**STATED TASK**. Records follow. Pull out every line that contains "Interessenprofil".

==== MATERIAL FOR THIS EXERCISE

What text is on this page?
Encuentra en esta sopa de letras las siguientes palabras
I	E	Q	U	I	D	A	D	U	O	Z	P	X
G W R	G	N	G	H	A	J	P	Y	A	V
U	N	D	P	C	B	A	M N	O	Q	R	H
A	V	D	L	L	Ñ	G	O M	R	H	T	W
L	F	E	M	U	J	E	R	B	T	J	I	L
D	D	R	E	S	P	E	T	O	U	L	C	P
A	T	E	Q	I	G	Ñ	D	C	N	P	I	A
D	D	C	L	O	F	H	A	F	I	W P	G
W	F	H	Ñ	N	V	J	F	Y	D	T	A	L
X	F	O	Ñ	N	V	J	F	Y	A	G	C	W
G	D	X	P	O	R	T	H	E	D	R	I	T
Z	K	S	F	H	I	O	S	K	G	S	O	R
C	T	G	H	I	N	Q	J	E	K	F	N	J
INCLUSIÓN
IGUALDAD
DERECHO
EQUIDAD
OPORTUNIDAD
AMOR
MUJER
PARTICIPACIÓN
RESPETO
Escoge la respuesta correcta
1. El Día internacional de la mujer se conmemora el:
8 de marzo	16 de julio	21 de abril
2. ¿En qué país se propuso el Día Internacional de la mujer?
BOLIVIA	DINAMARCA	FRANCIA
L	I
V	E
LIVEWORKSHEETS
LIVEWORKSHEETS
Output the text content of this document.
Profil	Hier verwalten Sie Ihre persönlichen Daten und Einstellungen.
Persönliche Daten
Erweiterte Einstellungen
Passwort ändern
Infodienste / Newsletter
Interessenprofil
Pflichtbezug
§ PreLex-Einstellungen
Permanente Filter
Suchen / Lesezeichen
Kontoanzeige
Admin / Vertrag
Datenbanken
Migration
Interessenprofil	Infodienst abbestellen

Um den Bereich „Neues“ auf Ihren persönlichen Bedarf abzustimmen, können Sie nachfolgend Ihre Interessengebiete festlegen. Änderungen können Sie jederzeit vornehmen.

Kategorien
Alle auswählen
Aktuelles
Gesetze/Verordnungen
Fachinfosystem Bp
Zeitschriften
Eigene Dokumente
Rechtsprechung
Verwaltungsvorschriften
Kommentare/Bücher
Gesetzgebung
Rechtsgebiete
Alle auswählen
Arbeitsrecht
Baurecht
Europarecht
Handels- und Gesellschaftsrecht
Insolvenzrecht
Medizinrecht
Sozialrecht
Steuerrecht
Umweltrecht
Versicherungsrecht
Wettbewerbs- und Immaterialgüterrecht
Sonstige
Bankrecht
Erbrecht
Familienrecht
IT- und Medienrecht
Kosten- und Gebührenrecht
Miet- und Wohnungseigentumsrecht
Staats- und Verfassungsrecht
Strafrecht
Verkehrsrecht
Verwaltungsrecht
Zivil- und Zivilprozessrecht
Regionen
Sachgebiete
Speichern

========

**ANSWER FOR THE TASK**.
Interessenprofil
Interessenprofil	Infodienst abbestellen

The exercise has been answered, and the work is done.